# Given request
From the listing below, pull each line that includes "JSON".

# Records from a collection
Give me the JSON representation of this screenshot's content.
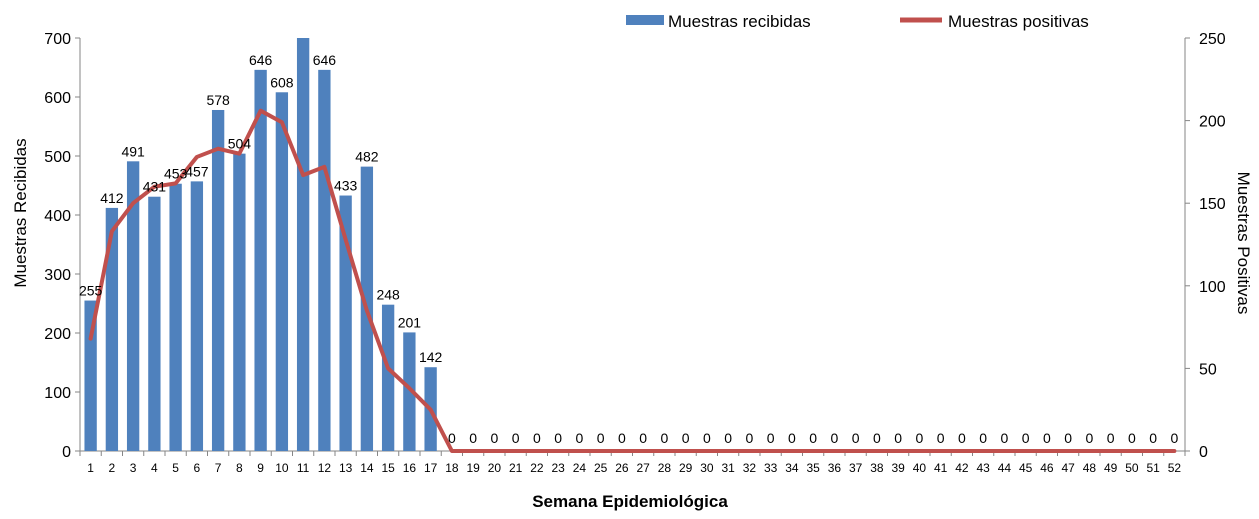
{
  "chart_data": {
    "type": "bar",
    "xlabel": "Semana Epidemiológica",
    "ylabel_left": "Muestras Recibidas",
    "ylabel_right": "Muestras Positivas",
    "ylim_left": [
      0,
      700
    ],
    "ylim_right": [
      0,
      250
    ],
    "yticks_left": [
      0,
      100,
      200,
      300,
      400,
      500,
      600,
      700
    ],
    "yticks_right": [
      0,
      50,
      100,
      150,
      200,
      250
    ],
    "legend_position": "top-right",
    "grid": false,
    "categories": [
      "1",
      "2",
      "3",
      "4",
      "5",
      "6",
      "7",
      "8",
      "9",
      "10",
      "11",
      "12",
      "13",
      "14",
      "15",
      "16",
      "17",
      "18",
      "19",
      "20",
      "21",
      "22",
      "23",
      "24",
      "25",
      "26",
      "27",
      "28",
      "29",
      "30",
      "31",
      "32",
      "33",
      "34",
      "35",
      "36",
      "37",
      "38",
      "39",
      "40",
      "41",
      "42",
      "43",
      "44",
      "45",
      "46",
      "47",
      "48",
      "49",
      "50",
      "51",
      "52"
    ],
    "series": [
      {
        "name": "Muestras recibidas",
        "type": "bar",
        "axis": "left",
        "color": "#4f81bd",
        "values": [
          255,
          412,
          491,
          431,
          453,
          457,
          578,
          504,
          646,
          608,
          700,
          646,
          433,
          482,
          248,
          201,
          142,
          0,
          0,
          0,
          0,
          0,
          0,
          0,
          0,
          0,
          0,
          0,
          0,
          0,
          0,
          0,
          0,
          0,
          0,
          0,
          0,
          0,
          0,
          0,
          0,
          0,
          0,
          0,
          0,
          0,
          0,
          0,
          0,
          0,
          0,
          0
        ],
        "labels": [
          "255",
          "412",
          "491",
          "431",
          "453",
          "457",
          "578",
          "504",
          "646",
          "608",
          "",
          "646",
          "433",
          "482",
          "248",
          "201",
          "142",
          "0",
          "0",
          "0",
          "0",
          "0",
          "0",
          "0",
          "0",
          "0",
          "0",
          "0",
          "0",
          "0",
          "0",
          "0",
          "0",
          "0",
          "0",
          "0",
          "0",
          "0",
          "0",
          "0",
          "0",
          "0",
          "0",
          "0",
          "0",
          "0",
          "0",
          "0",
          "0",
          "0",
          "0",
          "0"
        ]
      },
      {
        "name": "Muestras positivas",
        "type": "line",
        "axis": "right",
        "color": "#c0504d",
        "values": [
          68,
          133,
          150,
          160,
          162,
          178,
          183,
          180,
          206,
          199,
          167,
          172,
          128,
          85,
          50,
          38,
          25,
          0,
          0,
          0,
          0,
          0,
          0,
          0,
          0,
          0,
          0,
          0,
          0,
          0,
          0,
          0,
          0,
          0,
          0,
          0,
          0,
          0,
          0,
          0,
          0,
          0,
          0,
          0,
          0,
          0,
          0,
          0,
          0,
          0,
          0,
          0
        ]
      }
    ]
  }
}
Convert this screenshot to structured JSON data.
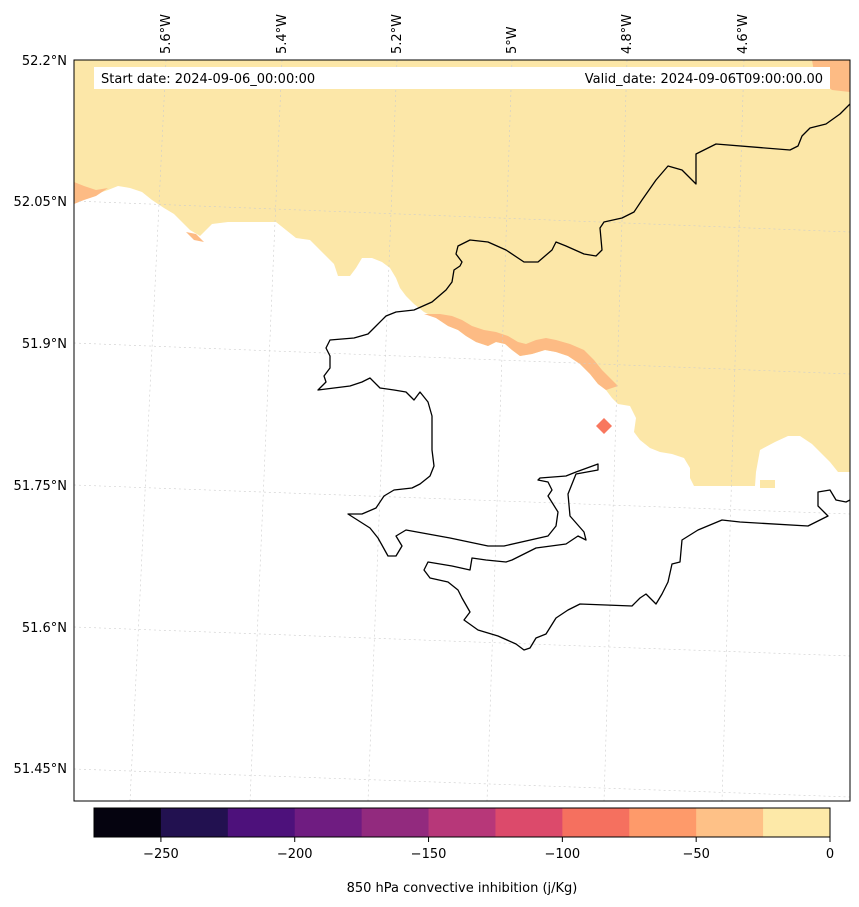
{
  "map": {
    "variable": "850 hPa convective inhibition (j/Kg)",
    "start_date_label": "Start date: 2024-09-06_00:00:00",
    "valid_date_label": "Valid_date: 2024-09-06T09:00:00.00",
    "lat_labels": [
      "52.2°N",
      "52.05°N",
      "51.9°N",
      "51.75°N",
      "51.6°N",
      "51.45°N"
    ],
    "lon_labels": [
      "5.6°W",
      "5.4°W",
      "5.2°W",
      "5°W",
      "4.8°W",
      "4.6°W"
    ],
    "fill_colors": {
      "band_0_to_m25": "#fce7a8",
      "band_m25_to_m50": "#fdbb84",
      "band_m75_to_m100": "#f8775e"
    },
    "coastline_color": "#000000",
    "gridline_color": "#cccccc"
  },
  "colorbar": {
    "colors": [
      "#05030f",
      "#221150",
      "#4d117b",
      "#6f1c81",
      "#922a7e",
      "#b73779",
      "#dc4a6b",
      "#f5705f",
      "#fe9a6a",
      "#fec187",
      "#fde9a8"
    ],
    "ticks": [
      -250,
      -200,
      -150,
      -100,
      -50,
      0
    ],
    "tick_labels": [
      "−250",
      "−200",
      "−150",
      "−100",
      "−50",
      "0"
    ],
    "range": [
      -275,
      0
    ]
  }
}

* * *

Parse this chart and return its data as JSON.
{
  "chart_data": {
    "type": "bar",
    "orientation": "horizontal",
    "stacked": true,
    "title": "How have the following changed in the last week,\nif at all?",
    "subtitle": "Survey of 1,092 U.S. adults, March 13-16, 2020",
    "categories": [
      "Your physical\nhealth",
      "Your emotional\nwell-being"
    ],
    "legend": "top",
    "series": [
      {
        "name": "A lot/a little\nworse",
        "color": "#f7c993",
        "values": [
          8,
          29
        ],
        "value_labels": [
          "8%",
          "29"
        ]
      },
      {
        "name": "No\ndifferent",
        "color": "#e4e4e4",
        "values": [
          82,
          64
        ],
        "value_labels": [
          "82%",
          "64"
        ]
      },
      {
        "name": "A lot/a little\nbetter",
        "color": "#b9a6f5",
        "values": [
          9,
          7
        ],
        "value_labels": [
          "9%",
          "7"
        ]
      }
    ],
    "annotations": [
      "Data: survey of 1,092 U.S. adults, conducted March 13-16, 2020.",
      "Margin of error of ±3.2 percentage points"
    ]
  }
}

# Answer to this exercise
Give me the JSON representation of this screenshot's content.
Convert this screenshot to structured JSON data.
Parse this chart and return its data as JSON.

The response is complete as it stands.